* BEGIN *

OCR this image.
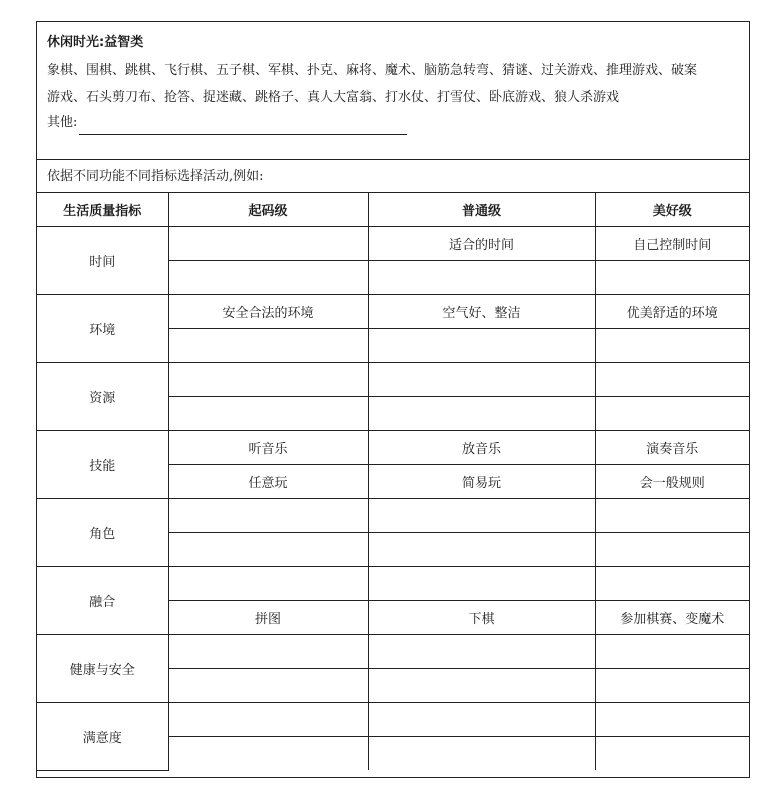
休闲时光:益智类
象棋、围棋、跳棋、飞行棋、五子棋、军棋、扑克、麻将、魔术、脑筋急转弯、猜谜、过关游戏、推理游戏、破案
游戏、石头剪刀布、抢答、捉迷藏、跳格子、真人大富翁、打水仗、打雪仗、卧底游戏、狼人杀游戏
其他:
依据不同功能不同指标选择活动,例如:
生活质量指标	起码级	普通级	美好级
时间		适合的时间	自己控制时间

环境	安全合法的环境	空气好、整洁	优美舒适的环境

资源			

技能	听音乐	放音乐	演奏音乐
	任意玩	简易玩	会一般规则
角色			

融合			
	拼图	下棋	参加棋赛、变魔术
健康与安全			

满意度			
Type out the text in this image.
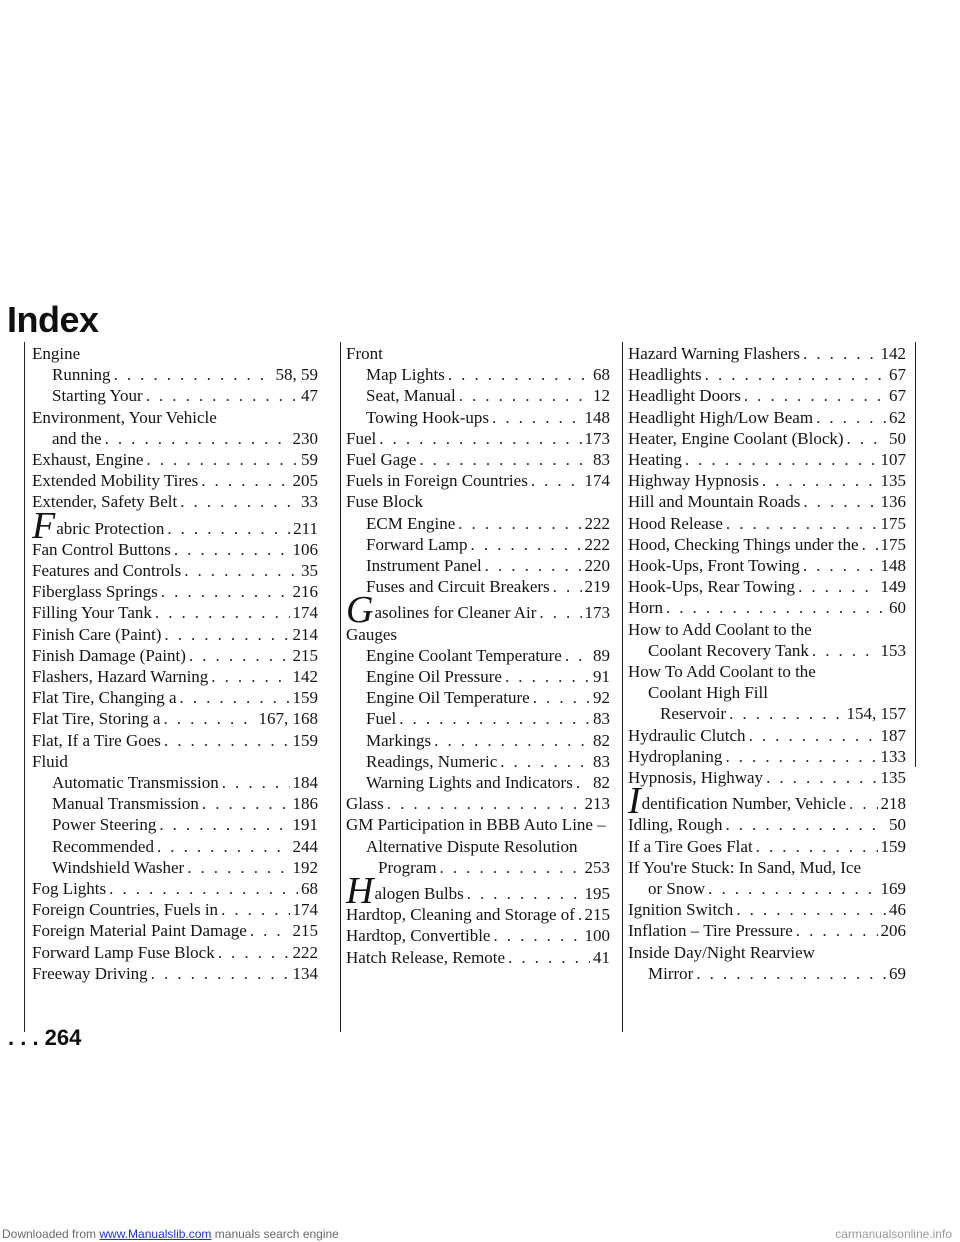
Index
Engine
Running . . .	58, 59
Starting Your . . .	47
Environment, Your Vehicle
and the . . .	230
Exhaust, Engine . . .	59
Extended Mobility Tires . . .	205
Extender, Safety Belt . . .	33
Fabric Protection . . .	211
Fan Control Buttons . . .	106
Features and Controls . . .	35
Fiberglass Springs . . .	216
Filling Your Tank . . .	174
Finish Care (Paint) . . .	214
Finish Damage (Paint) . . .	215
Flashers, Hazard Warning . . .	142
Flat Tire, Changing a . . .	159
Flat Tire, Storing a . . .	167, 168
Flat, If a Tire Goes . . .	159
Fluid
Automatic Transmission . . .	184
Manual Transmission . . .	186
Power Steering . . .	191
Recommended . . .	244
Windshield Washer . . .	192
Fog Lights . . .	68
Foreign Countries, Fuels in . . .	174
Foreign Material Paint Damage . . .	215
Forward Lamp Fuse Block . . .	222
Freeway Driving . . .	134
Front
Map Lights . . .	68
Seat, Manual . . .	12
Towing Hook-ups . . .	148
Fuel . . .	173
Fuel Gage . . .	83
Fuels in Foreign Countries . . .	174
Fuse Block
ECM Engine . . .	222
Forward Lamp . . .	222
Instrument Panel . . .	220
Fuses and Circuit Breakers . . . 219
Gasolines for Cleaner Air . . .	173
Gauges
Engine Coolant Temperature . . . 89
Engine Oil Pressure . . .	91
Engine Oil Temperature . . .	92
Fuel . . .	83
Markings . . .	82
Readings, Numeric . . .	83
Warning Lights and Indicators . . . 82
Glass . . .	213
GM Participation in BBB Auto Line –
Alternative Dispute Resolution
Program . . .	253
Halogen Bulbs . . .	195
Hardtop, Cleaning and Storage of . . . 215
Hardtop, Convertible . . .	100
Hatch Release, Remote . . .	41
Hazard Warning Flashers . . .	142
Headlights . . .	67
Headlight Doors . . .	67
Headlight High/Low Beam . . .	62
Heater, Engine Coolant (Block) . . .	50
Heating . . .	107
Highway Hypnosis . . .	135
Hill and Mountain Roads . . .	136
Hood Release . . .	175
Hood, Checking Things under the . . . 175
Hook-Ups, Front Towing . . .	148
Hook-Ups, Rear Towing . . .	149
Horn . . .	60
How to Add Coolant to the
Coolant Recovery Tank . . .	153
How To Add Coolant to the
Coolant High Fill
Reservoir . . .	154, 157
Hydraulic Clutch . . .	187
Hydroplaning . . .	133
Hypnosis, Highway . . .	135
Identification Number, Vehicle . . . 218
Idling, Rough . . .	50
If a Tire Goes Flat . . .	159
If You're Stuck: In Sand, Mud, Ice
or Snow . . .	169
Ignition Switch . . .	46
Inflation – Tire Pressure . . .	206
Inside Day/Night Rearview
Mirror . . .	69
. . . 264
Downloaded from www.Manualslib.com manuals search engine	carmanualsonline.info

* END *

Output the material word for word, omitting its pictures.

#### [Task response]
OCR this image.
休闲时光:益智类
象棋、围棋、跳棋、飞行棋、五子棋、军棋、扑克、麻将、魔术、脑筋急转弯、猜谜、过关游戏、推理游戏、破案
游戏、石头剪刀布、抢答、捉迷藏、跳格子、真人大富翁、打水仗、打雪仗、卧底游戏、狼人杀游戏
其他:
依据不同功能不同指标选择活动,例如:
生活质量指标	起码级	普通级	美好级
时间		适合的时间	自己控制时间

环境	安全合法的环境	空气好、整洁	优美舒适的环境

资源			

技能	听音乐	放音乐	演奏音乐
	任意玩	简易玩	会一般规则
角色			

融合			
	拼图	下棋	参加棋赛、变魔术
健康与安全			

满意度			
Type out the text in this image.
Index
Engine
Running . . .	58, 59
Starting Your . . .	47
Environment, Your Vehicle
and the . . .	230
Exhaust, Engine . . .	59
Extended Mobility Tires . . .	205
Extender, Safety Belt . . .	33
Fabric Protection . . .	211
Fan Control Buttons . . .	106
Features and Controls . . .	35
Fiberglass Springs . . .	216
Filling Your Tank . . .	174
Finish Care (Paint) . . .	214
Finish Damage (Paint) . . .	215
Flashers, Hazard Warning . . .	142
Flat Tire, Changing a . . .	159
Flat Tire, Storing a . . .	167, 168
Flat, If a Tire Goes . . .	159
Fluid
Automatic Transmission . . .	184
Manual Transmission . . .	186
Power Steering . . .	191
Recommended . . .	244
Windshield Washer . . .	192
Fog Lights . . .	68
Foreign Countries, Fuels in . . .	174
Foreign Material Paint Damage . . .	215
Forward Lamp Fuse Block . . .	222
Freeway Driving . . .	134
Front
Map Lights . . .	68
Seat, Manual . . .	12
Towing Hook-ups . . .	148
Fuel . . .	173
Fuel Gage . . .	83
Fuels in Foreign Countries . . .	174
Fuse Block
ECM Engine . . .	222
Forward Lamp . . .	222
Instrument Panel . . .	220
Fuses and Circuit Breakers . . . 219
Gasolines for Cleaner Air . . .	173
Gauges
Engine Coolant Temperature . . . 89
Engine Oil Pressure . . .	91
Engine Oil Temperature . . .	92
Fuel . . .	83
Markings . . .	82
Readings, Numeric . . .	83
Warning Lights and Indicators . . . 82
Glass . . .	213
GM Participation in BBB Auto Line –
Alternative Dispute Resolution
Program . . .	253
Halogen Bulbs . . .	195
Hardtop, Cleaning and Storage of . . . 215
Hardtop, Convertible . . .	100
Hatch Release, Remote . . .	41
Hazard Warning Flashers . . .	142
Headlights . . .	67
Headlight Doors . . .	67
Headlight High/Low Beam . . .	62
Heater, Engine Coolant (Block) . . .	50
Heating . . .	107
Highway Hypnosis . . .	135
Hill and Mountain Roads . . .	136
Hood Release . . .	175
Hood, Checking Things under the . . . 175
Hook-Ups, Front Towing . . .	148
Hook-Ups, Rear Towing . . .	149
Horn . . .	60
How to Add Coolant to the
Coolant Recovery Tank . . .	153
How To Add Coolant to the
Coolant High Fill
Reservoir . . .	154, 157
Hydraulic Clutch . . .	187
Hydroplaning . . .	133
Hypnosis, Highway . . .	135
Identification Number, Vehicle . . . 218
Idling, Rough . . .	50
If a Tire Goes Flat . . .	159
If You're Stuck: In Sand, Mud, Ice
or Snow . . .	169
Ignition Switch . . .	46
Inflation – Tire Pressure . . .	206
Inside Day/Night Rearview
Mirror . . .	69
. . . 264
Downloaded from www.Manualslib.com manuals search engine	carmanualsonline.info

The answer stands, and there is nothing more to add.